DIRECTIONS FOR THIS TASK ▸ Take every line from the listing below that includes "name" and copy it.

WORKING DATA ▸

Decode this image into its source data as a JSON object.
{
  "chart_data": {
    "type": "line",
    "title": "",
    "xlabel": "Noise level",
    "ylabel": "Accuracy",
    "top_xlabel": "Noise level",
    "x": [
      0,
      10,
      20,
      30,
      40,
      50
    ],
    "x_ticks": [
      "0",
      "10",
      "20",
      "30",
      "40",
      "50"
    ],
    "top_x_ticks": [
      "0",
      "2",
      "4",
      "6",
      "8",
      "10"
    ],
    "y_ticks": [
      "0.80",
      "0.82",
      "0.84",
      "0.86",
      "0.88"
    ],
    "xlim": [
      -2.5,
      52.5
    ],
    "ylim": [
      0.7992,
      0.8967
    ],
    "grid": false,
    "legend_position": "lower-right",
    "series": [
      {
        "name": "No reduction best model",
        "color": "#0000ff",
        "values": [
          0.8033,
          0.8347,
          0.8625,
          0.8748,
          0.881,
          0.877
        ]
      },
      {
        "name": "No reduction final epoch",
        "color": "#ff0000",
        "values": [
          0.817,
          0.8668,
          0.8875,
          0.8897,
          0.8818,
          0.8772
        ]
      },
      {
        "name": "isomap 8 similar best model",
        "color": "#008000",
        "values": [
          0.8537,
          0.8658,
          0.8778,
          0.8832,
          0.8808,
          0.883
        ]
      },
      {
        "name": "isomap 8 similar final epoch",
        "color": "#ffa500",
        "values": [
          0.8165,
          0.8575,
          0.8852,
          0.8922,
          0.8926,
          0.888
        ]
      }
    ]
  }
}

TASK RESULT ▸
        "name": "No reduction best model",
        "name": "No reduction final epoch",
        "name": "isomap 8 similar best model",
        "name": "isomap 8 similar final epoch",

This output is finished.